Task to carry out —
Repeat each record below exactly, dropping the pictures.

Records provided —
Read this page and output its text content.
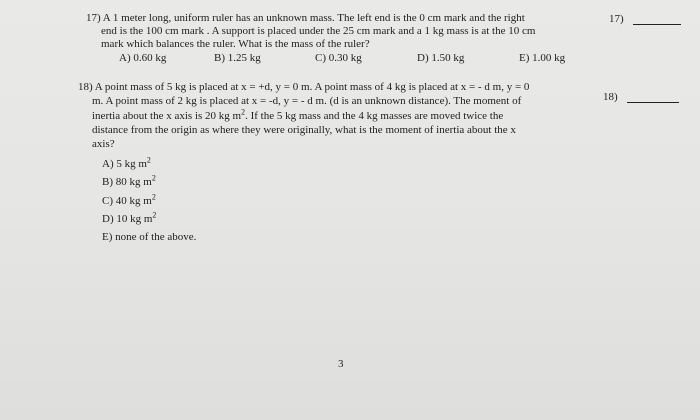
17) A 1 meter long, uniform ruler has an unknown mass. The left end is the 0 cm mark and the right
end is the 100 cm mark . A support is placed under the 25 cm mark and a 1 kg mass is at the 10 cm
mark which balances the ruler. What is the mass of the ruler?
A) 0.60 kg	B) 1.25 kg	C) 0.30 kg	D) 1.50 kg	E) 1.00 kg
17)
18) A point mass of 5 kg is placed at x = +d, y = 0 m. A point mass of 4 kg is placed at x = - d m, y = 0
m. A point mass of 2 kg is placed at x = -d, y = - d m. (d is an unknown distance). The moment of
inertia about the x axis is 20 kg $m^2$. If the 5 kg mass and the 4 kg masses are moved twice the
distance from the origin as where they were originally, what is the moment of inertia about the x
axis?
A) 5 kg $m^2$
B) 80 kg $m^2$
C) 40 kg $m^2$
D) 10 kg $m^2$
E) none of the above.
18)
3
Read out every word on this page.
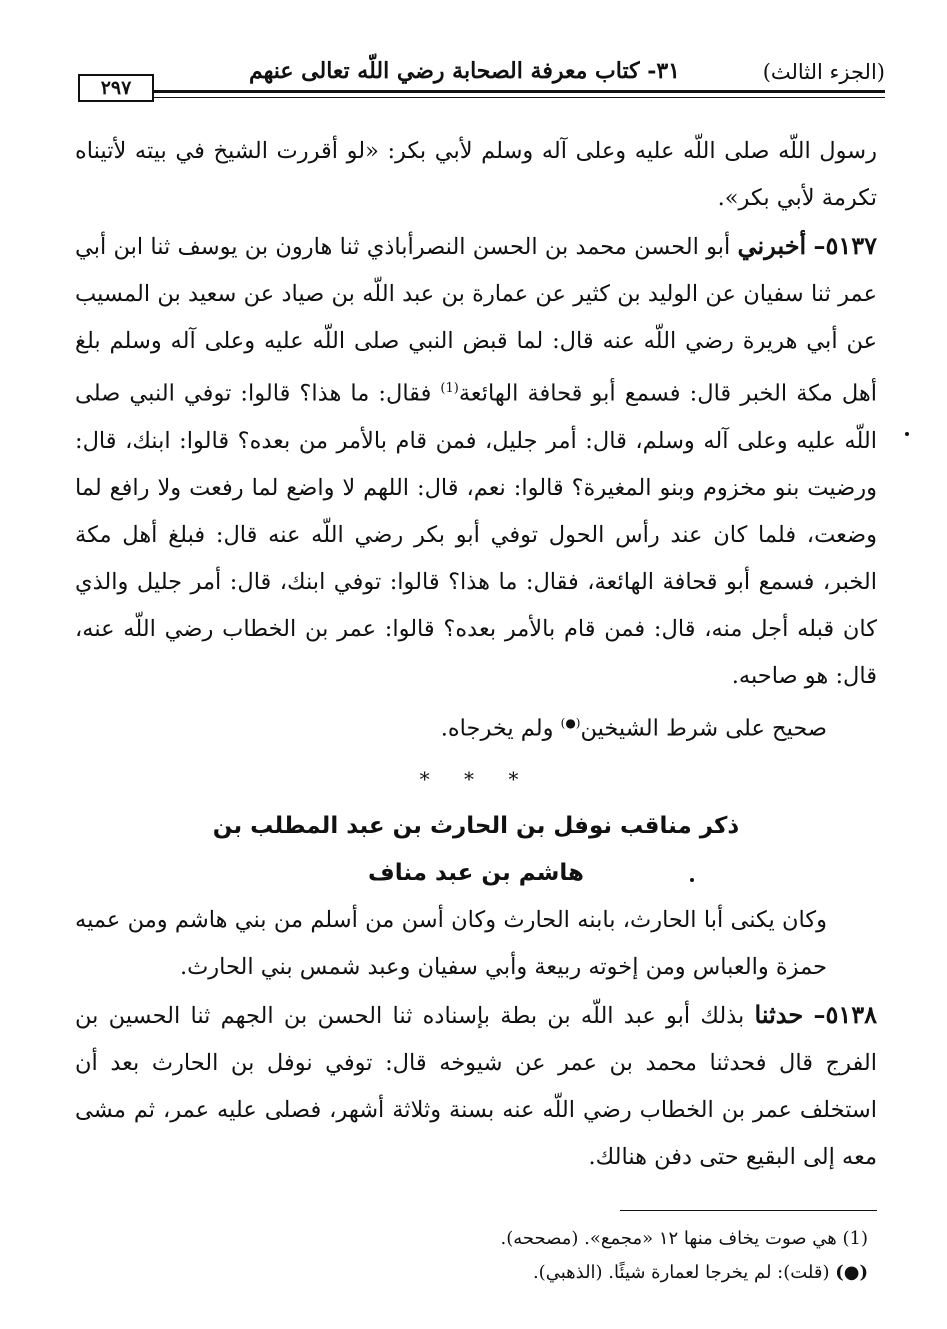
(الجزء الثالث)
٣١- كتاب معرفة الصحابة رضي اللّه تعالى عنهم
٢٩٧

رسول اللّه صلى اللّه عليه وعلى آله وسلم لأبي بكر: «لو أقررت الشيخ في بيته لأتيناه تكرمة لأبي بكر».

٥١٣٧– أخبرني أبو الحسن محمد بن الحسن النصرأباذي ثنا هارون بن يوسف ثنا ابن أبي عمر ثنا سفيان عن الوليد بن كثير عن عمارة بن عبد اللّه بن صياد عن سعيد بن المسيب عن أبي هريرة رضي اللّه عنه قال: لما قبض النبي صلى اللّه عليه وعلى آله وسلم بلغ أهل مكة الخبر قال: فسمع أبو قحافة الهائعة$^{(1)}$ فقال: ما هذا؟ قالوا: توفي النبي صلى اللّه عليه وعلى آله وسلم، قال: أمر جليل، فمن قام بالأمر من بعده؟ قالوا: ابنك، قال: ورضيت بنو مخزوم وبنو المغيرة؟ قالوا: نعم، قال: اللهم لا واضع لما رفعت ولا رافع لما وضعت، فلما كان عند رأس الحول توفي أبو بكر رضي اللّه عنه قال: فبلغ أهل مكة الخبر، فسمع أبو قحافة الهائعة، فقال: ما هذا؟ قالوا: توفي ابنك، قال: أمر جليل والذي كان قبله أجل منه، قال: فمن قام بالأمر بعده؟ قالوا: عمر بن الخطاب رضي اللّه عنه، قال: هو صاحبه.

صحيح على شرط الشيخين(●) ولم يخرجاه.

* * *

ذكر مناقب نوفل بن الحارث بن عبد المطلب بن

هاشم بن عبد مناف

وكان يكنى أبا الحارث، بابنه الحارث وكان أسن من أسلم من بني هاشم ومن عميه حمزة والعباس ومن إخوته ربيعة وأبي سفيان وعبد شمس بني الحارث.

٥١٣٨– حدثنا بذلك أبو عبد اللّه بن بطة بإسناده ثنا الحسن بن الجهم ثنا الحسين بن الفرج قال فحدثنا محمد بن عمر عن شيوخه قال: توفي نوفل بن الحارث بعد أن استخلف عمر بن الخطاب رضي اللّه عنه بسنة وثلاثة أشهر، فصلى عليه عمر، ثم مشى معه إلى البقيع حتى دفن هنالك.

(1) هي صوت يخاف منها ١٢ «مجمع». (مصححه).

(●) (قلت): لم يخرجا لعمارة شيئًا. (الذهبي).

Output of the exercise —
Read this page and output its text content.
17) A 1 meter long, uniform ruler has an unknown mass. The left end is the 0 cm mark and the right
end is the 100 cm mark . A support is placed under the 25 cm mark and a 1 kg mass is at the 10 cm
mark which balances the ruler. What is the mass of the ruler?
A) 0.60 kg	B) 1.25 kg	C) 0.30 kg	D) 1.50 kg	E) 1.00 kg
17)
18) A point mass of 5 kg is placed at x = +d, y = 0 m. A point mass of 4 kg is placed at x = - d m, y = 0
m. A point mass of 2 kg is placed at x = -d, y = - d m. (d is an unknown distance). The moment of
inertia about the x axis is 20 kg $m^2$. If the 5 kg mass and the 4 kg masses are moved twice the
distance from the origin as where they were originally, what is the moment of inertia about the x
axis?
A) 5 kg $m^2$
B) 80 kg $m^2$
C) 40 kg $m^2$
D) 10 kg $m^2$
E) none of the above.
18)
3
Read out every word on this page.
(الجزء الثالث)
٣١- كتاب معرفة الصحابة رضي اللّه تعالى عنهم
٢٩٧

رسول اللّه صلى اللّه عليه وعلى آله وسلم لأبي بكر: «لو أقررت الشيخ في بيته لأتيناه تكرمة لأبي بكر».

٥١٣٧– أخبرني أبو الحسن محمد بن الحسن النصرأباذي ثنا هارون بن يوسف ثنا ابن أبي عمر ثنا سفيان عن الوليد بن كثير عن عمارة بن عبد اللّه بن صياد عن سعيد بن المسيب عن أبي هريرة رضي اللّه عنه قال: لما قبض النبي صلى اللّه عليه وعلى آله وسلم بلغ أهل مكة الخبر قال: فسمع أبو قحافة الهائعة$^{(1)}$ فقال: ما هذا؟ قالوا: توفي النبي صلى اللّه عليه وعلى آله وسلم، قال: أمر جليل، فمن قام بالأمر من بعده؟ قالوا: ابنك، قال: ورضيت بنو مخزوم وبنو المغيرة؟ قالوا: نعم، قال: اللهم لا واضع لما رفعت ولا رافع لما وضعت، فلما كان عند رأس الحول توفي أبو بكر رضي اللّه عنه قال: فبلغ أهل مكة الخبر، فسمع أبو قحافة الهائعة، فقال: ما هذا؟ قالوا: توفي ابنك، قال: أمر جليل والذي كان قبله أجل منه، قال: فمن قام بالأمر بعده؟ قالوا: عمر بن الخطاب رضي اللّه عنه، قال: هو صاحبه.

صحيح على شرط الشيخين(●) ولم يخرجاه.

* * *

ذكر مناقب نوفل بن الحارث بن عبد المطلب بن

هاشم بن عبد مناف

وكان يكنى أبا الحارث، بابنه الحارث وكان أسن من أسلم من بني هاشم ومن عميه حمزة والعباس ومن إخوته ربيعة وأبي سفيان وعبد شمس بني الحارث.

٥١٣٨– حدثنا بذلك أبو عبد اللّه بن بطة بإسناده ثنا الحسن بن الجهم ثنا الحسين بن الفرج قال فحدثنا محمد بن عمر عن شيوخه قال: توفي نوفل بن الحارث بعد أن استخلف عمر بن الخطاب رضي اللّه عنه بسنة وثلاثة أشهر، فصلى عليه عمر، ثم مشى معه إلى البقيع حتى دفن هنالك.

(1) هي صوت يخاف منها ١٢ «مجمع». (مصححه).

(●) (قلت): لم يخرجا لعمارة شيئًا. (الذهبي).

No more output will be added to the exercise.